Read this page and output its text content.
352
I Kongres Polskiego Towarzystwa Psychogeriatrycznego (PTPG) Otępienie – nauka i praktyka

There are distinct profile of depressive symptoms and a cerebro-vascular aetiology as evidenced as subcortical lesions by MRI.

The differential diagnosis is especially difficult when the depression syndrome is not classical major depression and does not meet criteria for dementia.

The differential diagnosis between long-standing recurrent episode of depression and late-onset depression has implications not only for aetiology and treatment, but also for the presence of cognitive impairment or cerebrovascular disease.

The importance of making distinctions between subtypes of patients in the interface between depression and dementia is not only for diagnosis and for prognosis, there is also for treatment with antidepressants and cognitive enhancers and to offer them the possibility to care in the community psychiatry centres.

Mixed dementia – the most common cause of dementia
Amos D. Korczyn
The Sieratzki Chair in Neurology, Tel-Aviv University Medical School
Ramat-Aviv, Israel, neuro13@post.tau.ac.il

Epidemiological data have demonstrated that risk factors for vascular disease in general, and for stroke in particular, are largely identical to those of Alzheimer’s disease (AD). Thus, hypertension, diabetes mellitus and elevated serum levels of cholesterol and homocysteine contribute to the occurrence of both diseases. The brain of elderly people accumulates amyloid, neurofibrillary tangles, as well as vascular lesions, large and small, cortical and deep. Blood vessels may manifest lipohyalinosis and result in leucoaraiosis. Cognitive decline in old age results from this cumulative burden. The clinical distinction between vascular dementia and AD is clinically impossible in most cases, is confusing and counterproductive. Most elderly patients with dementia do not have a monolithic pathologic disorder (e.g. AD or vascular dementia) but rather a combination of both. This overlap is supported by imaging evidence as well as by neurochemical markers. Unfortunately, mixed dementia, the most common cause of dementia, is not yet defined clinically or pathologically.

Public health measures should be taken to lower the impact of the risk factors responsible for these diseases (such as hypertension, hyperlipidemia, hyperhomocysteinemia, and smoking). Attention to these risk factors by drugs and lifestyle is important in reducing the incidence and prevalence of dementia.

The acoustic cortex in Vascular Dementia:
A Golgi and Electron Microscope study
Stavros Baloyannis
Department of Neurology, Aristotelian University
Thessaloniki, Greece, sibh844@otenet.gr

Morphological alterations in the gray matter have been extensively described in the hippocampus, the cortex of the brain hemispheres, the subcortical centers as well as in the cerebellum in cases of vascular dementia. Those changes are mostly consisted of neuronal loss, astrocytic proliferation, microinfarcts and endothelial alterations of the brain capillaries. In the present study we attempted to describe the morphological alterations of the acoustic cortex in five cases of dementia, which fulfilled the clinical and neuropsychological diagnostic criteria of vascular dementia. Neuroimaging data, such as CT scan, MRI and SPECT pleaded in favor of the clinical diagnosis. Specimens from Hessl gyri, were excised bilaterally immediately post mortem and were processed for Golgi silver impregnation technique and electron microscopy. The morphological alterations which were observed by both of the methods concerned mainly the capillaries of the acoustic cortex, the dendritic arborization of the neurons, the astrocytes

○ ○ ○ ○ ○

▶ [ABOUT THIS EXERCISE]:
Each line that has the word "University" counts once. How many such lines are in the data? Give the number alone.

▶ [RESPONSE TO THE TASK]:
2